> _Task description_
Scan the data below for the string "name". Copy every line where it appears.

[Dataset records]

----------

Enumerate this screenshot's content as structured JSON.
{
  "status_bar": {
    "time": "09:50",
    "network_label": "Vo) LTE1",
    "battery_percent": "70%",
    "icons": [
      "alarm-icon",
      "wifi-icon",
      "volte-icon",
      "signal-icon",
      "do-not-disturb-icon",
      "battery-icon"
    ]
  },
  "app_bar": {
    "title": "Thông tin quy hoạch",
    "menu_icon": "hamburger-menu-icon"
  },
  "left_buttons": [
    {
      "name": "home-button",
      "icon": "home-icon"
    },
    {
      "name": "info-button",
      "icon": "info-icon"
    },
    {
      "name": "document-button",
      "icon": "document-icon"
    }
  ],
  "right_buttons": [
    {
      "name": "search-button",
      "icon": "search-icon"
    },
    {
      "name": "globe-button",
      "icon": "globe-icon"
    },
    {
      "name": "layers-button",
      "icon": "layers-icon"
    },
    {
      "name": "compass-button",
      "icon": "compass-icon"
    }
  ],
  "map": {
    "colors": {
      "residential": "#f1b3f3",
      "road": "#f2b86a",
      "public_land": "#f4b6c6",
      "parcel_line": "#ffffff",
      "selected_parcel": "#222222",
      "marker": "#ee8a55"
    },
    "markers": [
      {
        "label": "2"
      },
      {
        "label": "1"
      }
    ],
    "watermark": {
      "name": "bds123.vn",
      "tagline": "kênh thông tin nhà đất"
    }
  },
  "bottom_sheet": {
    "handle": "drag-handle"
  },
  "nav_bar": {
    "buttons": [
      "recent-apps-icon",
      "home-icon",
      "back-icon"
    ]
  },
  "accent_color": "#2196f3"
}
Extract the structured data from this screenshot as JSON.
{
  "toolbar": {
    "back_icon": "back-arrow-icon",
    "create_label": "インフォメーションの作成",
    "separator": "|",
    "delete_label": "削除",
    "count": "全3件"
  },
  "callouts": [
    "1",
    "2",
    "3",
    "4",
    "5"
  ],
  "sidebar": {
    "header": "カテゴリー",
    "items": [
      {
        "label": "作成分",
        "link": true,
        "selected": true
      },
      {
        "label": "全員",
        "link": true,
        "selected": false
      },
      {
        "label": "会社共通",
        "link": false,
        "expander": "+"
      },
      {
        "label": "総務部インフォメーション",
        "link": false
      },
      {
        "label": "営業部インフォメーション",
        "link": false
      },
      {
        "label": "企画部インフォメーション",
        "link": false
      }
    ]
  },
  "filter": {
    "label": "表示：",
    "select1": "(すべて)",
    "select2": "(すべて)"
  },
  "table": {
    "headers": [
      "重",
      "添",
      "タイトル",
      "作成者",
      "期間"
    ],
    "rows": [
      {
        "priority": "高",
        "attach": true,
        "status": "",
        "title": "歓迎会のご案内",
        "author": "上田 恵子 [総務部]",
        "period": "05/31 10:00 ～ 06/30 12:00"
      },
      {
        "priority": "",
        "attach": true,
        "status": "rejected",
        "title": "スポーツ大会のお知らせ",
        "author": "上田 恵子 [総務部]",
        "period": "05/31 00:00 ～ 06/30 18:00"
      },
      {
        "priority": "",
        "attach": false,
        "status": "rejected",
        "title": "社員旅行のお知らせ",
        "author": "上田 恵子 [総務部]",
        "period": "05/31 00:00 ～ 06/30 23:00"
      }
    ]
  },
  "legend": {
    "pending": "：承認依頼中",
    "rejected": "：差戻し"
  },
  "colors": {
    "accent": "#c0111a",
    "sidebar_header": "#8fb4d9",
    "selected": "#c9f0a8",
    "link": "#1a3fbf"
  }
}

----------

> _Solution for this problem_
      "name": "home-button",
      "name": "info-button",
      "name": "document-button",
      "name": "search-button",
      "name": "globe-button",
      "name": "layers-button",
      "name": "compass-button",
      "name": "bds123.vn",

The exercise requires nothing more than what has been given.